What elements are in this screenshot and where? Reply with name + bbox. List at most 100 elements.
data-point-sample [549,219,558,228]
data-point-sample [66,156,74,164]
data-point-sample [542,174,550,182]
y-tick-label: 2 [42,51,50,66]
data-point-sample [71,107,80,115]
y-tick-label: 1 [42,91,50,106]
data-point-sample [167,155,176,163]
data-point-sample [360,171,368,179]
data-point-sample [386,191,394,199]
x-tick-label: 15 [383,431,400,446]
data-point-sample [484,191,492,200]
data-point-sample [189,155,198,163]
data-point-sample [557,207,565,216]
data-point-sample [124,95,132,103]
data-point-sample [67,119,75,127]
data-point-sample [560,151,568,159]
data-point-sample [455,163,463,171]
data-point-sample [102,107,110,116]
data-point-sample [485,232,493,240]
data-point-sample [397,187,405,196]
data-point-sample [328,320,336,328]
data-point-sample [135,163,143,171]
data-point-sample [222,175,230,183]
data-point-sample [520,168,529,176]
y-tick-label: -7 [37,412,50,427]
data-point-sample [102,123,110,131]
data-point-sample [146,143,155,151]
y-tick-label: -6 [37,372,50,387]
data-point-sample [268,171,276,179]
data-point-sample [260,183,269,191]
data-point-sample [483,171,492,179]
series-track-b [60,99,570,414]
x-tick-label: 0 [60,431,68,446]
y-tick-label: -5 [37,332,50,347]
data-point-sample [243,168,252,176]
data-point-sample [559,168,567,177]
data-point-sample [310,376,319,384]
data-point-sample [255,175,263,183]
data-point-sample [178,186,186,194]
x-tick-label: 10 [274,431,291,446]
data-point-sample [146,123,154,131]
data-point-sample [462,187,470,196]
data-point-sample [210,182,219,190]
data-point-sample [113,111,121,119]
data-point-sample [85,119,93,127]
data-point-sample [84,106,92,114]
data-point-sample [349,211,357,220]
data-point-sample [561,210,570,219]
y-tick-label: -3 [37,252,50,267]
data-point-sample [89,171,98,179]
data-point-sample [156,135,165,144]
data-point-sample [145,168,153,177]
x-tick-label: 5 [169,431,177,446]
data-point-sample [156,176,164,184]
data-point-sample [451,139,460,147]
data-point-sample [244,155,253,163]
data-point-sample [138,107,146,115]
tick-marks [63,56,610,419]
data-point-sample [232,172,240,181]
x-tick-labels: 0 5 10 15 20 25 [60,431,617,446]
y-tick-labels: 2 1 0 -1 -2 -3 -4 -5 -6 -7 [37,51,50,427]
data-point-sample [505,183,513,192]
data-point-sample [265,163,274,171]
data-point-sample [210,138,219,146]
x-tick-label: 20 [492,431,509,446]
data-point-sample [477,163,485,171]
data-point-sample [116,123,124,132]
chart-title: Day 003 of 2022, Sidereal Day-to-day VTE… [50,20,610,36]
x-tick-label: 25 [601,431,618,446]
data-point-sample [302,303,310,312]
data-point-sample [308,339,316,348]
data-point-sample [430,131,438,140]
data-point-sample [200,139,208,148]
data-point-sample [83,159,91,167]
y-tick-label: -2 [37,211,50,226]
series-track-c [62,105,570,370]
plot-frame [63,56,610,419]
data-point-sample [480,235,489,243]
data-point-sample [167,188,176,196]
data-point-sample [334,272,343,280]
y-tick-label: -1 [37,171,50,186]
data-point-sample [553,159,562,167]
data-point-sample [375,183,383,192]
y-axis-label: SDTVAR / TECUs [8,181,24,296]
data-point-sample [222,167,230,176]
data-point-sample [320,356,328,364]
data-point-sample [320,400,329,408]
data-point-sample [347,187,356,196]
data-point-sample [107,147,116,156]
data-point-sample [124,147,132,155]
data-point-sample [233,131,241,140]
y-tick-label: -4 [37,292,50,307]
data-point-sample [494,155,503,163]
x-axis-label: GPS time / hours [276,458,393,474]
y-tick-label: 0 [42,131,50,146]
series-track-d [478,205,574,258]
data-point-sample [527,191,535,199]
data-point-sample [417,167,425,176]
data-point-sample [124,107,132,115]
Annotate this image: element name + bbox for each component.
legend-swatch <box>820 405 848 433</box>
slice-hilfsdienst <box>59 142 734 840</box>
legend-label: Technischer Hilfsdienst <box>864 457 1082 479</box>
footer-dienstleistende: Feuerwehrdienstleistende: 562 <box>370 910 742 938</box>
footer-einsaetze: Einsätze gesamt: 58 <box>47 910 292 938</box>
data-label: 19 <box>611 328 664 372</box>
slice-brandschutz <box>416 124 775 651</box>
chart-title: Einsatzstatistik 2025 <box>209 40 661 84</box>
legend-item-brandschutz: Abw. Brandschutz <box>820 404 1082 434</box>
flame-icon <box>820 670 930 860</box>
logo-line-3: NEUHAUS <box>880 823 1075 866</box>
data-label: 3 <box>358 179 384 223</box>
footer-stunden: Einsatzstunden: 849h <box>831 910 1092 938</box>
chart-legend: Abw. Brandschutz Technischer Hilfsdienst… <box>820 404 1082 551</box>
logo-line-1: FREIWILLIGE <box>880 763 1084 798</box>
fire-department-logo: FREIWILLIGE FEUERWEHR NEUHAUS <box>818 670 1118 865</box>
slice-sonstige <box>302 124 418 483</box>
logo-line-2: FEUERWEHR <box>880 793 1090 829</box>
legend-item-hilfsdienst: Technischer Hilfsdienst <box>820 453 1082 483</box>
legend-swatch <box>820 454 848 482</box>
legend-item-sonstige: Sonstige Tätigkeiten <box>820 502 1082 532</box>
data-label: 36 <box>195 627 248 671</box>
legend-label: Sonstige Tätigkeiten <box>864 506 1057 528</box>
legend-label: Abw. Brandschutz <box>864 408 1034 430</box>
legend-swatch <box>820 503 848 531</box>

Directions for this task:
Copy out the listing above line for line, with every character the same.

Written answer:
What elements are in this screenshot and where? Reply with name + bbox. List at most 100 elements.
data-point-sample [549,219,558,228]
data-point-sample [66,156,74,164]
data-point-sample [542,174,550,182]
y-tick-label: 2 [42,51,50,66]
data-point-sample [71,107,80,115]
y-tick-label: 1 [42,91,50,106]
data-point-sample [167,155,176,163]
data-point-sample [360,171,368,179]
data-point-sample [386,191,394,199]
x-tick-label: 15 [383,431,400,446]
data-point-sample [484,191,492,200]
data-point-sample [189,155,198,163]
data-point-sample [557,207,565,216]
data-point-sample [124,95,132,103]
data-point-sample [67,119,75,127]
data-point-sample [560,151,568,159]
data-point-sample [455,163,463,171]
data-point-sample [102,107,110,116]
data-point-sample [485,232,493,240]
data-point-sample [397,187,405,196]
data-point-sample [328,320,336,328]
data-point-sample [135,163,143,171]
data-point-sample [222,175,230,183]
data-point-sample [520,168,529,176]
y-tick-label: -7 [37,412,50,427]
data-point-sample [102,123,110,131]
data-point-sample [146,143,155,151]
y-tick-label: -6 [37,372,50,387]
data-point-sample [268,171,276,179]
data-point-sample [260,183,269,191]
data-point-sample [483,171,492,179]
series-track-b [60,99,570,414]
x-tick-label: 0 [60,431,68,446]
y-tick-label: -5 [37,332,50,347]
data-point-sample [243,168,252,176]
data-point-sample [559,168,567,177]
data-point-sample [310,376,319,384]
data-point-sample [255,175,263,183]
data-point-sample [178,186,186,194]
x-tick-label: 10 [274,431,291,446]
data-point-sample [146,123,154,131]
data-point-sample [462,187,470,196]
data-point-sample [210,182,219,190]
data-point-sample [113,111,121,119]
data-point-sample [85,119,93,127]
data-point-sample [84,106,92,114]
data-point-sample [349,211,357,220]
data-point-sample [561,210,570,219]
y-tick-label: -3 [37,252,50,267]
data-point-sample [89,171,98,179]
data-point-sample [156,135,165,144]
data-point-sample [145,168,153,177]
x-tick-label: 5 [169,431,177,446]
data-point-sample [156,176,164,184]
data-point-sample [451,139,460,147]
data-point-sample [244,155,253,163]
data-point-sample [138,107,146,115]
tick-marks [63,56,610,419]
data-point-sample [232,172,240,181]
x-tick-labels: 0 5 10 15 20 25 [60,431,617,446]
y-tick-labels: 2 1 0 -1 -2 -3 -4 -5 -6 -7 [37,51,50,427]
data-point-sample [505,183,513,192]
data-point-sample [265,163,274,171]
data-point-sample [210,138,219,146]
x-tick-label: 20 [492,431,509,446]
data-point-sample [477,163,485,171]
data-point-sample [116,123,124,132]
chart-title: Day 003 of 2022, Sidereal Day-to-day VTE… [50,20,610,36]
x-tick-label: 25 [601,431,618,446]
data-point-sample [302,303,310,312]
data-point-sample [308,339,316,348]
data-point-sample [430,131,438,140]
data-point-sample [200,139,208,148]
data-point-sample [83,159,91,167]
y-tick-label: -2 [37,211,50,226]
series-track-c [62,105,570,370]
plot-frame [63,56,610,419]
data-point-sample [480,235,489,243]
data-point-sample [167,188,176,196]
data-point-sample [334,272,343,280]
y-tick-label: -1 [37,171,50,186]
data-point-sample [553,159,562,167]
data-point-sample [375,183,383,192]
y-axis-label: SDTVAR / TECUs [8,181,24,296]
data-point-sample [222,167,230,176]
data-point-sample [320,356,328,364]
data-point-sample [320,400,329,408]
data-point-sample [347,187,356,196]
data-point-sample [107,147,116,156]
data-point-sample [124,147,132,155]
data-point-sample [233,131,241,140]
y-tick-label: -4 [37,292,50,307]
data-point-sample [494,155,503,163]
x-axis-label: GPS time / hours [276,458,393,474]
y-tick-label: 0 [42,131,50,146]
series-track-d [478,205,574,258]
data-point-sample [527,191,535,199]
data-point-sample [417,167,425,176]
data-point-sample [124,107,132,115]
Annotate this image: element name + bbox for each component.
legend-swatch <box>820 405 848 433</box>
slice-hilfsdienst <box>59 142 734 840</box>
legend-label: Technischer Hilfsdienst <box>864 457 1082 479</box>
footer-dienstleistende: Feuerwehrdienstleistende: 562 <box>370 910 742 938</box>
footer-einsaetze: Einsätze gesamt: 58 <box>47 910 292 938</box>
data-label: 19 <box>611 328 664 372</box>
slice-brandschutz <box>416 124 775 651</box>
chart-title: Einsatzstatistik 2025 <box>209 40 661 84</box>
legend-item-brandschutz: Abw. Brandschutz <box>820 404 1082 434</box>
flame-icon <box>820 670 930 860</box>
logo-line-3: NEUHAUS <box>880 823 1075 866</box>
data-label: 3 <box>358 179 384 223</box>
footer-stunden: Einsatzstunden: 849h <box>831 910 1092 938</box>
chart-legend: Abw. Brandschutz Technischer Hilfsdienst… <box>820 404 1082 551</box>
logo-line-1: FREIWILLIGE <box>880 763 1084 798</box>
fire-department-logo: FREIWILLIGE FEUERWEHR NEUHAUS <box>818 670 1118 865</box>
slice-sonstige <box>302 124 418 483</box>
logo-line-2: FEUERWEHR <box>880 793 1090 829</box>
legend-item-hilfsdienst: Technischer Hilfsdienst <box>820 453 1082 483</box>
legend-swatch <box>820 454 848 482</box>
legend-item-sonstige: Sonstige Tätigkeiten <box>820 502 1082 532</box>
data-label: 36 <box>195 627 248 671</box>
legend-label: Sonstige Tätigkeiten <box>864 506 1057 528</box>
legend-label: Abw. Brandschutz <box>864 408 1034 430</box>
legend-swatch <box>820 503 848 531</box>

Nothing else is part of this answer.